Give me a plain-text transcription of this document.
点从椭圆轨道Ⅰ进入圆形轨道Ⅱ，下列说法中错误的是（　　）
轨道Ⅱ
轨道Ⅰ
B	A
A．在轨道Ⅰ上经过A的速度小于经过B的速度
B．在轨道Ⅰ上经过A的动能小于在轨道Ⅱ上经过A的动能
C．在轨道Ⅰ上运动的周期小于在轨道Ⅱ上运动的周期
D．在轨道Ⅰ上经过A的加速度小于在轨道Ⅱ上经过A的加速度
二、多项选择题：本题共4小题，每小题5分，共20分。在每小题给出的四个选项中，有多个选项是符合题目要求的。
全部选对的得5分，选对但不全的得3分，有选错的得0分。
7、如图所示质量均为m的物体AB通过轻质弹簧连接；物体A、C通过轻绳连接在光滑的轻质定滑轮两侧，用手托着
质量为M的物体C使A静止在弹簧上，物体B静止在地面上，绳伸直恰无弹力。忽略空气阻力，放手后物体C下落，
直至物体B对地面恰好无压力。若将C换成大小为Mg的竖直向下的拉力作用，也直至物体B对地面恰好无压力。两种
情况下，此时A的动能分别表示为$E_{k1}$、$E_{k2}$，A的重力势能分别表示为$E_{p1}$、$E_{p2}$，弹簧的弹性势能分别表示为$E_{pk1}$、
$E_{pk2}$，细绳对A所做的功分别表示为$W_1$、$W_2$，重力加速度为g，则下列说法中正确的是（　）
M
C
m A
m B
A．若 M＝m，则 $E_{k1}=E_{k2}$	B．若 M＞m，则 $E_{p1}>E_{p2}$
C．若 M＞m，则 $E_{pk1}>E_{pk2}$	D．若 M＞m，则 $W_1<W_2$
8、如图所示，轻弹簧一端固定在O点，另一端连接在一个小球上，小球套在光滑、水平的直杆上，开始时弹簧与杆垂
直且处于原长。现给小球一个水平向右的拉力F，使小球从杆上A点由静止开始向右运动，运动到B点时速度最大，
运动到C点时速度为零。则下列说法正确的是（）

Exercise
Output the listing above word for word.

Solution
Give me a plain-text transcription of this document.
点从椭圆轨道Ⅰ进入圆形轨道Ⅱ，下列说法中错误的是（　　）
轨道Ⅱ
轨道Ⅰ
B	A
A．在轨道Ⅰ上经过A的速度小于经过B的速度
B．在轨道Ⅰ上经过A的动能小于在轨道Ⅱ上经过A的动能
C．在轨道Ⅰ上运动的周期小于在轨道Ⅱ上运动的周期
D．在轨道Ⅰ上经过A的加速度小于在轨道Ⅱ上经过A的加速度
二、多项选择题：本题共4小题，每小题5分，共20分。在每小题给出的四个选项中，有多个选项是符合题目要求的。
全部选对的得5分，选对但不全的得3分，有选错的得0分。
7、如图所示质量均为m的物体AB通过轻质弹簧连接；物体A、C通过轻绳连接在光滑的轻质定滑轮两侧，用手托着
质量为M的物体C使A静止在弹簧上，物体B静止在地面上，绳伸直恰无弹力。忽略空气阻力，放手后物体C下落，
直至物体B对地面恰好无压力。若将C换成大小为Mg的竖直向下的拉力作用，也直至物体B对地面恰好无压力。两种
情况下，此时A的动能分别表示为$E_{k1}$、$E_{k2}$，A的重力势能分别表示为$E_{p1}$、$E_{p2}$，弹簧的弹性势能分别表示为$E_{pk1}$、
$E_{pk2}$，细绳对A所做的功分别表示为$W_1$、$W_2$，重力加速度为g，则下列说法中正确的是（　）
M
C
m A
m B
A．若 M＝m，则 $E_{k1}=E_{k2}$	B．若 M＞m，则 $E_{p1}>E_{p2}$
C．若 M＞m，则 $E_{pk1}>E_{pk2}$	D．若 M＞m，则 $W_1<W_2$
8、如图所示，轻弹簧一端固定在O点，另一端连接在一个小球上，小球套在光滑、水平的直杆上，开始时弹簧与杆垂
直且处于原长。现给小球一个水平向右的拉力F，使小球从杆上A点由静止开始向右运动，运动到B点时速度最大，
运动到C点时速度为零。则下列说法正确的是（）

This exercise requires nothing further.